▸ Written exercise
The records should be written out in full, with nothing altered.

[Records from a data collection]
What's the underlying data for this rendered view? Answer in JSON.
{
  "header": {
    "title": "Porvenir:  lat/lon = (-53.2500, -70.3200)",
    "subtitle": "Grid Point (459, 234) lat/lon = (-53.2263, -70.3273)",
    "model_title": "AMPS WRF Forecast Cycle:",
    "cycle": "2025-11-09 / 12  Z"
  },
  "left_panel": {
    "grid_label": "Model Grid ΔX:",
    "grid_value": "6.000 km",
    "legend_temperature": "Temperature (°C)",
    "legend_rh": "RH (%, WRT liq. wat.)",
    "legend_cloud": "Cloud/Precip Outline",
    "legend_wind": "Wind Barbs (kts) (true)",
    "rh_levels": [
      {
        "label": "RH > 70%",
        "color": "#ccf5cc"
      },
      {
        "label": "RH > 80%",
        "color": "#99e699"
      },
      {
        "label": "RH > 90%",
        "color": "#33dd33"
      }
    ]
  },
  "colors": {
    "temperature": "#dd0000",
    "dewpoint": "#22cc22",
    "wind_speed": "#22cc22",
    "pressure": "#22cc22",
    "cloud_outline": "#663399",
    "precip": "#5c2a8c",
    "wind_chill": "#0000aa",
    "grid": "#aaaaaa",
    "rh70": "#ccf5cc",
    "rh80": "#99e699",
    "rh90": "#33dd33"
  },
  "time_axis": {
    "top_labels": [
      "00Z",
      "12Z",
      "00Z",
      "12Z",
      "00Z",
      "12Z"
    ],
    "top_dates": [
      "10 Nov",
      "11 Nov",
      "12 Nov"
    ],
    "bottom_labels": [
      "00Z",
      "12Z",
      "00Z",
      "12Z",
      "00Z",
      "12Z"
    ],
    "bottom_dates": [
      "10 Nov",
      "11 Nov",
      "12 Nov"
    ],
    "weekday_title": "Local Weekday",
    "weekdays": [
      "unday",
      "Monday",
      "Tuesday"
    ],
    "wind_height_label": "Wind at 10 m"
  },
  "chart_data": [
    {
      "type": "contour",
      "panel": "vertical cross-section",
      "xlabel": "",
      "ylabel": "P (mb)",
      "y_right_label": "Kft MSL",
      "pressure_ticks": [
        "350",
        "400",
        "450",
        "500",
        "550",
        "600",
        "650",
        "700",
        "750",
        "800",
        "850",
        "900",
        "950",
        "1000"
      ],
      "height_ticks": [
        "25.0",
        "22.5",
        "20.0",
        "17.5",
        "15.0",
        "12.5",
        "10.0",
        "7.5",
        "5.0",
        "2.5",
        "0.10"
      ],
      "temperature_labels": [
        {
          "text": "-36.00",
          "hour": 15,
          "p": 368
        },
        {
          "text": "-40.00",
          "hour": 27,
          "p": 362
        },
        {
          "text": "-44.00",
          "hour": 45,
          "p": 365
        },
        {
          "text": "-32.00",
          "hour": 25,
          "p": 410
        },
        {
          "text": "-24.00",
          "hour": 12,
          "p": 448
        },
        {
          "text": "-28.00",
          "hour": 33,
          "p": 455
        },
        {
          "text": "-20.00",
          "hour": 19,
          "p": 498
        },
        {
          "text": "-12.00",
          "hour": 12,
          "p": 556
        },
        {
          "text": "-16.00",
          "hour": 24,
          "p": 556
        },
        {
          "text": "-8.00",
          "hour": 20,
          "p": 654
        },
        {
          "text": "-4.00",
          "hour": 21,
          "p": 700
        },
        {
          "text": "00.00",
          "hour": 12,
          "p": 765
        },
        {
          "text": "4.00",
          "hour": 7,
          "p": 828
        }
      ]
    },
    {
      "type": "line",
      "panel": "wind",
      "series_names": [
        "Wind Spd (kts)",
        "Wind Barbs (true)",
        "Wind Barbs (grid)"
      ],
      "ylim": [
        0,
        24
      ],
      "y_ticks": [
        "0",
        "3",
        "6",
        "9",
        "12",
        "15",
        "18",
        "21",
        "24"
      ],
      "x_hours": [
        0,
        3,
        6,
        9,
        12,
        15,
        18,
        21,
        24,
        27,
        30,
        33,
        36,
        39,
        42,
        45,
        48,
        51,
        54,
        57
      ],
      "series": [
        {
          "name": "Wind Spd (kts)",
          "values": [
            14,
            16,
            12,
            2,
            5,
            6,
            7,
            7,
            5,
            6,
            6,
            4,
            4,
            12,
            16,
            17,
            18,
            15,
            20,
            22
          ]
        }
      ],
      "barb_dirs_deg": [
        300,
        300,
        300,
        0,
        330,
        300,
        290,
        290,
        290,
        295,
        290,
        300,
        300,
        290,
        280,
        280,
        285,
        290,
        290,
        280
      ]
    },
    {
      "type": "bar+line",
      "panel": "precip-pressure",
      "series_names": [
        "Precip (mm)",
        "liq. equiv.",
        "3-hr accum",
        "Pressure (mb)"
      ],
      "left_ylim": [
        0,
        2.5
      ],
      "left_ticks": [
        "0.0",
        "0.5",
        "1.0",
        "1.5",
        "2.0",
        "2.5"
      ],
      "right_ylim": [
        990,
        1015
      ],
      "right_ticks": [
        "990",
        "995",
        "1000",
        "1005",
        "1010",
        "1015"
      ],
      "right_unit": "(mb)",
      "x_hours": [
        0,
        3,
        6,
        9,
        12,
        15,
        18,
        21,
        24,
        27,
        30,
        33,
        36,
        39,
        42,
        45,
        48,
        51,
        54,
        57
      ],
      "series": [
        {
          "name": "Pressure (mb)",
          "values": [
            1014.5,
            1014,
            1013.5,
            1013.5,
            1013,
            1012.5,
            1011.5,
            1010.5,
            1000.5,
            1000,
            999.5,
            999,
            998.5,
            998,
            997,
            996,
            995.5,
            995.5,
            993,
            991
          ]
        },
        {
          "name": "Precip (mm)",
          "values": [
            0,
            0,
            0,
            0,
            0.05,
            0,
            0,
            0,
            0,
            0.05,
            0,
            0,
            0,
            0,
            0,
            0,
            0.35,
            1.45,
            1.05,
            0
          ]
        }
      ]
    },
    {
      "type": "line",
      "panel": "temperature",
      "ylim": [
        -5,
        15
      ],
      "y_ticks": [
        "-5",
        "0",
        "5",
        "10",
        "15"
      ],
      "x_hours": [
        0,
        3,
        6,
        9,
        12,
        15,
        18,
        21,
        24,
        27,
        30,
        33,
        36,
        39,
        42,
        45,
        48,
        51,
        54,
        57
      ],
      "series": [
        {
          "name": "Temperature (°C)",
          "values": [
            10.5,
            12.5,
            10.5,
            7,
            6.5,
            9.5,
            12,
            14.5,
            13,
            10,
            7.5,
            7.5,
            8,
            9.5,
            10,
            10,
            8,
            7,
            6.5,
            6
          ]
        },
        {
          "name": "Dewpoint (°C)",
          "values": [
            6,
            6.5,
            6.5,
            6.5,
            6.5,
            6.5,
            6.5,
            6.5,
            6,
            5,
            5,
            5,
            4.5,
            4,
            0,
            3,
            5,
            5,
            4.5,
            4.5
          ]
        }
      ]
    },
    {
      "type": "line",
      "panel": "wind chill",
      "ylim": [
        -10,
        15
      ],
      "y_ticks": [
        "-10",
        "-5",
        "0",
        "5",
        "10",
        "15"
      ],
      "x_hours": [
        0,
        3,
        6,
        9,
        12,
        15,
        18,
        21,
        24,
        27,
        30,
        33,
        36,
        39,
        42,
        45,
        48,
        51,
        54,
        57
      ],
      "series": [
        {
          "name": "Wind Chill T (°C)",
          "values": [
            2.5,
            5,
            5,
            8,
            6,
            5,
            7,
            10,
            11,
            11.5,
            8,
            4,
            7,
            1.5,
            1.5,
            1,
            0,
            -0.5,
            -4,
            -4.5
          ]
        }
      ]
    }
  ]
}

▸ Solution to this problem
What's the underlying data for this rendered view? Answer in JSON.
{
  "header": {
    "title": "Porvenir:  lat/lon = (-53.2500, -70.3200)",
    "subtitle": "Grid Point (459, 234) lat/lon = (-53.2263, -70.3273)",
    "model_title": "AMPS WRF Forecast Cycle:",
    "cycle": "2025-11-09 / 12  Z"
  },
  "left_panel": {
    "grid_label": "Model Grid ΔX:",
    "grid_value": "6.000 km",
    "legend_temperature": "Temperature (°C)",
    "legend_rh": "RH (%, WRT liq. wat.)",
    "legend_cloud": "Cloud/Precip Outline",
    "legend_wind": "Wind Barbs (kts) (true)",
    "rh_levels": [
      {
        "label": "RH > 70%",
        "color": "#ccf5cc"
      },
      {
        "label": "RH > 80%",
        "color": "#99e699"
      },
      {
        "label": "RH > 90%",
        "color": "#33dd33"
      }
    ]
  },
  "colors": {
    "temperature": "#dd0000",
    "dewpoint": "#22cc22",
    "wind_speed": "#22cc22",
    "pressure": "#22cc22",
    "cloud_outline": "#663399",
    "precip": "#5c2a8c",
    "wind_chill": "#0000aa",
    "grid": "#aaaaaa",
    "rh70": "#ccf5cc",
    "rh80": "#99e699",
    "rh90": "#33dd33"
  },
  "time_axis": {
    "top_labels": [
      "00Z",
      "12Z",
      "00Z",
      "12Z",
      "00Z",
      "12Z"
    ],
    "top_dates": [
      "10 Nov",
      "11 Nov",
      "12 Nov"
    ],
    "bottom_labels": [
      "00Z",
      "12Z",
      "00Z",
      "12Z",
      "00Z",
      "12Z"
    ],
    "bottom_dates": [
      "10 Nov",
      "11 Nov",
      "12 Nov"
    ],
    "weekday_title": "Local Weekday",
    "weekdays": [
      "unday",
      "Monday",
      "Tuesday"
    ],
    "wind_height_label": "Wind at 10 m"
  },
  "chart_data": [
    {
      "type": "contour",
      "panel": "vertical cross-section",
      "xlabel": "",
      "ylabel": "P (mb)",
      "y_right_label": "Kft MSL",
      "pressure_ticks": [
        "350",
        "400",
        "450",
        "500",
        "550",
        "600",
        "650",
        "700",
        "750",
        "800",
        "850",
        "900",
        "950",
        "1000"
      ],
      "height_ticks": [
        "25.0",
        "22.5",
        "20.0",
        "17.5",
        "15.0",
        "12.5",
        "10.0",
        "7.5",
        "5.0",
        "2.5",
        "0.10"
      ],
      "temperature_labels": [
        {
          "text": "-36.00",
          "hour": 15,
          "p": 368
        },
        {
          "text": "-40.00",
          "hour": 27,
          "p": 362
        },
        {
          "text": "-44.00",
          "hour": 45,
          "p": 365
        },
        {
          "text": "-32.00",
          "hour": 25,
          "p": 410
        },
        {
          "text": "-24.00",
          "hour": 12,
          "p": 448
        },
        {
          "text": "-28.00",
          "hour": 33,
          "p": 455
        },
        {
          "text": "-20.00",
          "hour": 19,
          "p": 498
        },
        {
          "text": "-12.00",
          "hour": 12,
          "p": 556
        },
        {
          "text": "-16.00",
          "hour": 24,
          "p": 556
        },
        {
          "text": "-8.00",
          "hour": 20,
          "p": 654
        },
        {
          "text": "-4.00",
          "hour": 21,
          "p": 700
        },
        {
          "text": "00.00",
          "hour": 12,
          "p": 765
        },
        {
          "text": "4.00",
          "hour": 7,
          "p": 828
        }
      ]
    },
    {
      "type": "line",
      "panel": "wind",
      "series_names": [
        "Wind Spd (kts)",
        "Wind Barbs (true)",
        "Wind Barbs (grid)"
      ],
      "ylim": [
        0,
        24
      ],
      "y_ticks": [
        "0",
        "3",
        "6",
        "9",
        "12",
        "15",
        "18",
        "21",
        "24"
      ],
      "x_hours": [
        0,
        3,
        6,
        9,
        12,
        15,
        18,
        21,
        24,
        27,
        30,
        33,
        36,
        39,
        42,
        45,
        48,
        51,
        54,
        57
      ],
      "series": [
        {
          "name": "Wind Spd (kts)",
          "values": [
            14,
            16,
            12,
            2,
            5,
            6,
            7,
            7,
            5,
            6,
            6,
            4,
            4,
            12,
            16,
            17,
            18,
            15,
            20,
            22
          ]
        }
      ],
      "barb_dirs_deg": [
        300,
        300,
        300,
        0,
        330,
        300,
        290,
        290,
        290,
        295,
        290,
        300,
        300,
        290,
        280,
        280,
        285,
        290,
        290,
        280
      ]
    },
    {
      "type": "bar+line",
      "panel": "precip-pressure",
      "series_names": [
        "Precip (mm)",
        "liq. equiv.",
        "3-hr accum",
        "Pressure (mb)"
      ],
      "left_ylim": [
        0,
        2.5
      ],
      "left_ticks": [
        "0.0",
        "0.5",
        "1.0",
        "1.5",
        "2.0",
        "2.5"
      ],
      "right_ylim": [
        990,
        1015
      ],
      "right_ticks": [
        "990",
        "995",
        "1000",
        "1005",
        "1010",
        "1015"
      ],
      "right_unit": "(mb)",
      "x_hours": [
        0,
        3,
        6,
        9,
        12,
        15,
        18,
        21,
        24,
        27,
        30,
        33,
        36,
        39,
        42,
        45,
        48,
        51,
        54,
        57
      ],
      "series": [
        {
          "name": "Pressure (mb)",
          "values": [
            1014.5,
            1014,
            1013.5,
            1013.5,
            1013,
            1012.5,
            1011.5,
            1010.5,
            1000.5,
            1000,
            999.5,
            999,
            998.5,
            998,
            997,
            996,
            995.5,
            995.5,
            993,
            991
          ]
        },
        {
          "name": "Precip (mm)",
          "values": [
            0,
            0,
            0,
            0,
            0.05,
            0,
            0,
            0,
            0,
            0.05,
            0,
            0,
            0,
            0,
            0,
            0,
            0.35,
            1.45,
            1.05,
            0
          ]
        }
      ]
    },
    {
      "type": "line",
      "panel": "temperature",
      "ylim": [
        -5,
        15
      ],
      "y_ticks": [
        "-5",
        "0",
        "5",
        "10",
        "15"
      ],
      "x_hours": [
        0,
        3,
        6,
        9,
        12,
        15,
        18,
        21,
        24,
        27,
        30,
        33,
        36,
        39,
        42,
        45,
        48,
        51,
        54,
        57
      ],
      "series": [
        {
          "name": "Temperature (°C)",
          "values": [
            10.5,
            12.5,
            10.5,
            7,
            6.5,
            9.5,
            12,
            14.5,
            13,
            10,
            7.5,
            7.5,
            8,
            9.5,
            10,
            10,
            8,
            7,
            6.5,
            6
          ]
        },
        {
          "name": "Dewpoint (°C)",
          "values": [
            6,
            6.5,
            6.5,
            6.5,
            6.5,
            6.5,
            6.5,
            6.5,
            6,
            5,
            5,
            5,
            4.5,
            4,
            0,
            3,
            5,
            5,
            4.5,
            4.5
          ]
        }
      ]
    },
    {
      "type": "line",
      "panel": "wind chill",
      "ylim": [
        -10,
        15
      ],
      "y_ticks": [
        "-10",
        "-5",
        "0",
        "5",
        "10",
        "15"
      ],
      "x_hours": [
        0,
        3,
        6,
        9,
        12,
        15,
        18,
        21,
        24,
        27,
        30,
        33,
        36,
        39,
        42,
        45,
        48,
        51,
        54,
        57
      ],
      "series": [
        {
          "name": "Wind Chill T (°C)",
          "values": [
            2.5,
            5,
            5,
            8,
            6,
            5,
            7,
            10,
            11,
            11.5,
            8,
            4,
            7,
            1.5,
            1.5,
            1,
            0,
            -0.5,
            -4,
            -4.5
          ]
        }
      ]
    }
  ]
}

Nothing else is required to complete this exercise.